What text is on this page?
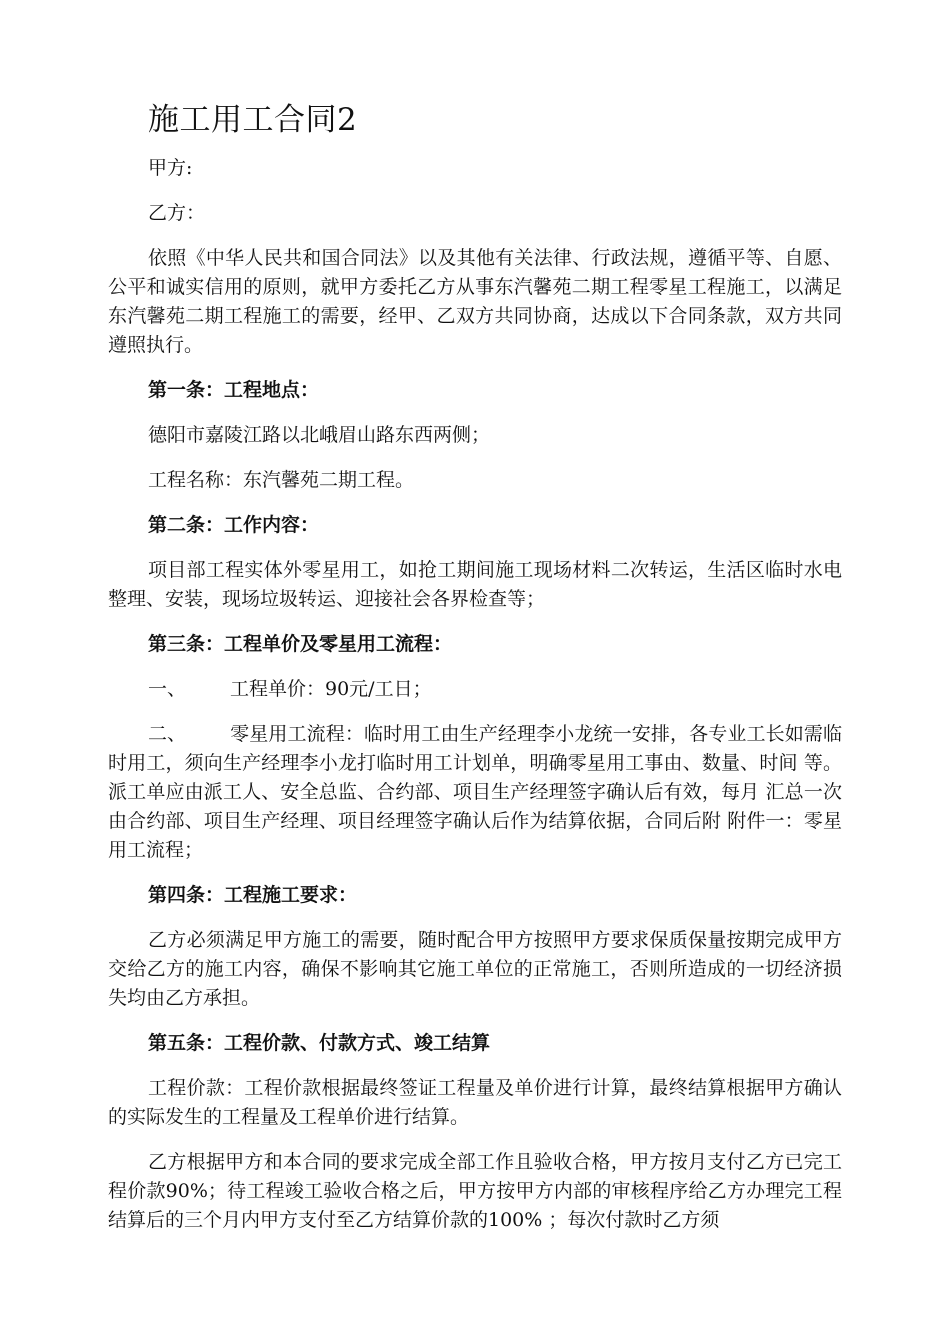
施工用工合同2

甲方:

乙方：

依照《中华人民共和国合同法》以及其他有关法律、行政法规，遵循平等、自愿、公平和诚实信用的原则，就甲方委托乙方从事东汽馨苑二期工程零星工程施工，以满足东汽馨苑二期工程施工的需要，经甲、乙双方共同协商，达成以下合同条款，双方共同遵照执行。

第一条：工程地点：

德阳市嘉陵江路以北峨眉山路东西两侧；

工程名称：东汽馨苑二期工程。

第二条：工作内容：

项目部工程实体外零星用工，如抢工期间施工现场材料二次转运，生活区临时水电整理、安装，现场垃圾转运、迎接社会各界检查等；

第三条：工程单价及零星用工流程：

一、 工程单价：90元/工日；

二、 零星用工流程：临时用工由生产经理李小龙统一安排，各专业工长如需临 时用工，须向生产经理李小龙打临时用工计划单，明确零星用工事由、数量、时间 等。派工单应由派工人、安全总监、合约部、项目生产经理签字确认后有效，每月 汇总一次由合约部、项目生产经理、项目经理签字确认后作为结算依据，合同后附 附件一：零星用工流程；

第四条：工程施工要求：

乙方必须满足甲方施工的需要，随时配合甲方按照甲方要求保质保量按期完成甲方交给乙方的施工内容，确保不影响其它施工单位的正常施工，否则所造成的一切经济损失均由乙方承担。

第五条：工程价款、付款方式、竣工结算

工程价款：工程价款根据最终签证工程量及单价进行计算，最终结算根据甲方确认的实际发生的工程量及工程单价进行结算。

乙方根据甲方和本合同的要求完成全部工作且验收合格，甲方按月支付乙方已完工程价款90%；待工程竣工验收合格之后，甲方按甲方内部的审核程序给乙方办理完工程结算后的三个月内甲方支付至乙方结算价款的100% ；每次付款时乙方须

═══

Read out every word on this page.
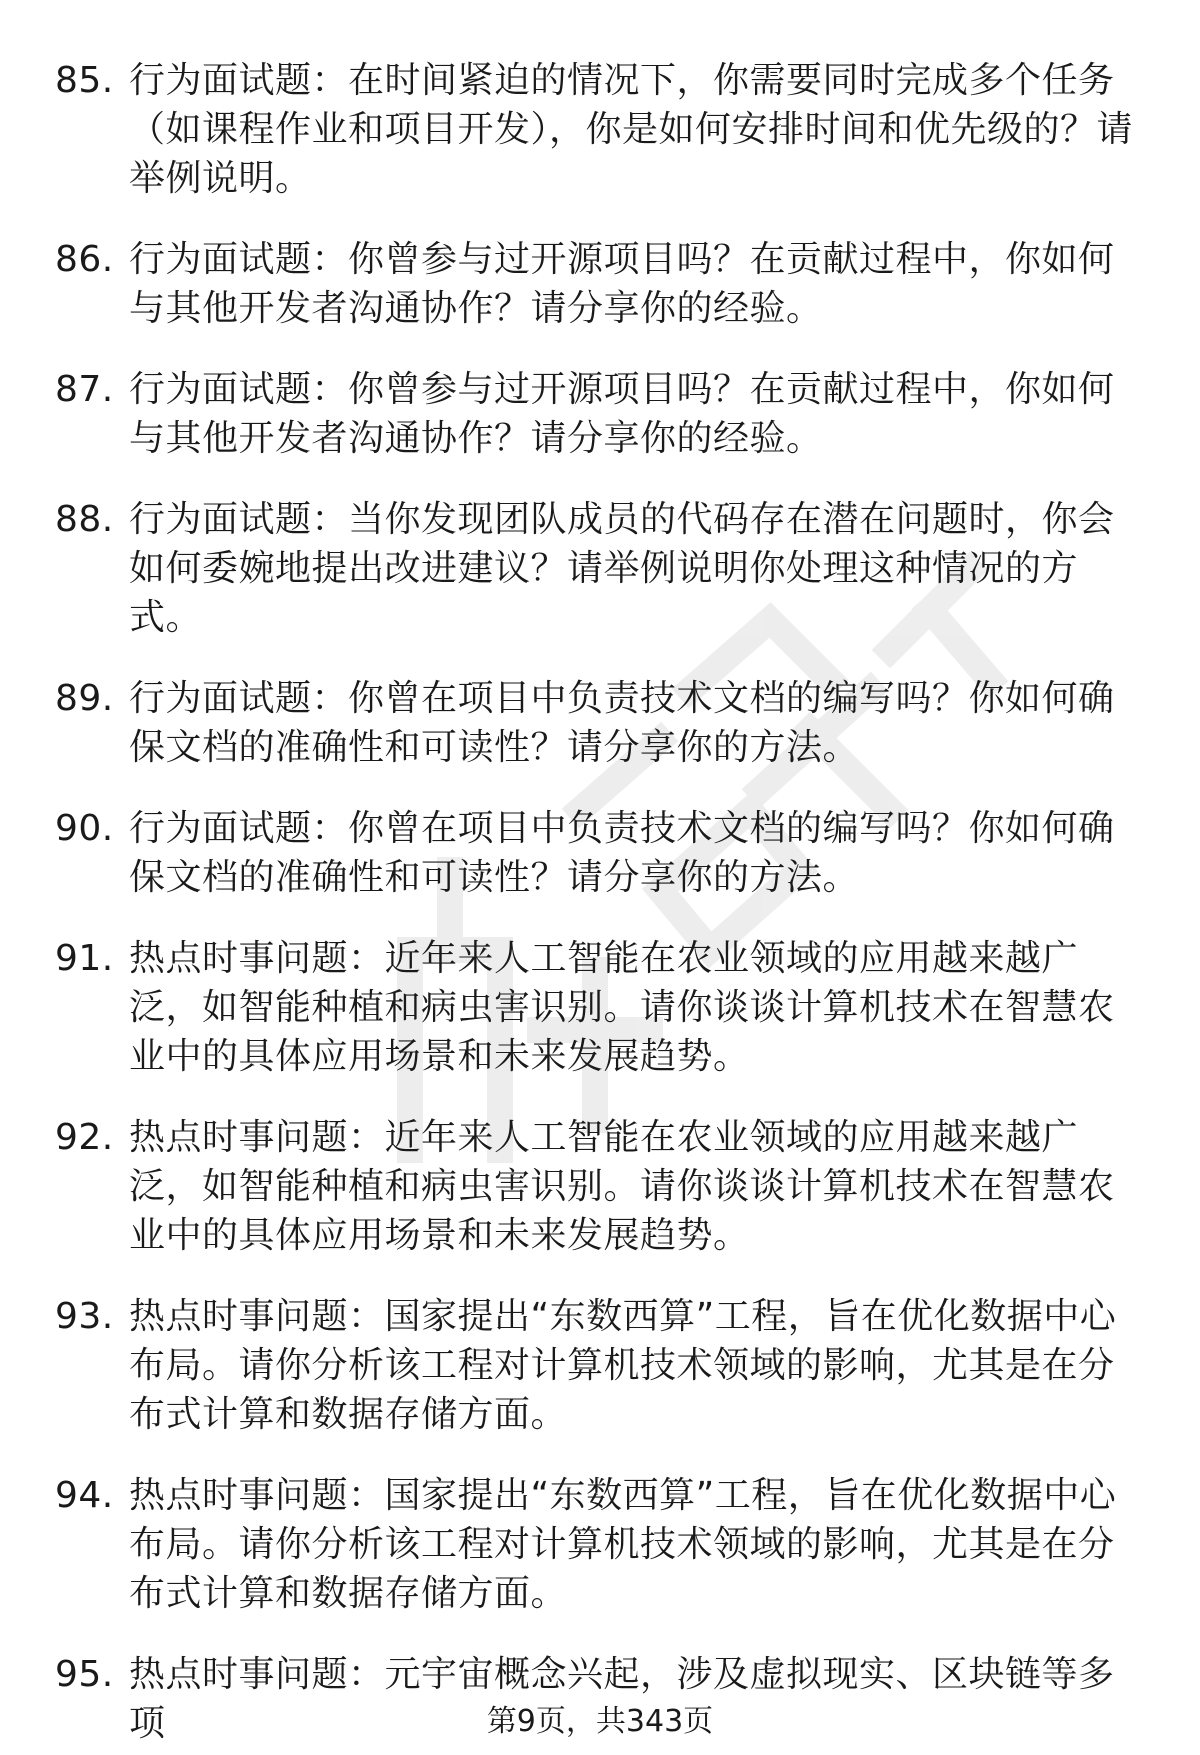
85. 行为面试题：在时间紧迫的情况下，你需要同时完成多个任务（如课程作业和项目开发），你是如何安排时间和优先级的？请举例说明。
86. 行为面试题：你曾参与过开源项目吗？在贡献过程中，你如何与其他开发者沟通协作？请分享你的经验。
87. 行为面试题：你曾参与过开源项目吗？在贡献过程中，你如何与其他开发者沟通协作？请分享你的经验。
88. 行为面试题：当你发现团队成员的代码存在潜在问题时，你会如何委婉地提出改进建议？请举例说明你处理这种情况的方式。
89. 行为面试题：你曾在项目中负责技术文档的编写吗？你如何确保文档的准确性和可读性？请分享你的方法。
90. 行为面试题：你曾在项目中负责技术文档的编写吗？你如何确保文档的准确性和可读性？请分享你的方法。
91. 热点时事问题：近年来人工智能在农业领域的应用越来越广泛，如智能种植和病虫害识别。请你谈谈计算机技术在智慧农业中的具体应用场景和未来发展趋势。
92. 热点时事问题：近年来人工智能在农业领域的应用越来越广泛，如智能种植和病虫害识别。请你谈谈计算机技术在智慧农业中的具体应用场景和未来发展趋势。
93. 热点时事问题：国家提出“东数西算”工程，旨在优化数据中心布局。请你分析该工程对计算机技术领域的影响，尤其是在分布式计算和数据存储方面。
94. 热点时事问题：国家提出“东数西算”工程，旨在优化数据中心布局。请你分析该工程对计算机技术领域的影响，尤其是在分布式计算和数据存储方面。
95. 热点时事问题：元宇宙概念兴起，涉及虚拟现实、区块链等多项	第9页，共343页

═══

_STATED GOAL:_
Collect each line containing the string "在贡献过程中".

_EXPECTED ANSWER:_
86. 行为面试题：你曾参与过开源项目吗？在贡献过程中，你如何与其他开发者沟通协作？请分享你的经验。
87. 行为面试题：你曾参与过开源项目吗？在贡献过程中，你如何与其他开发者沟通协作？请分享你的经验。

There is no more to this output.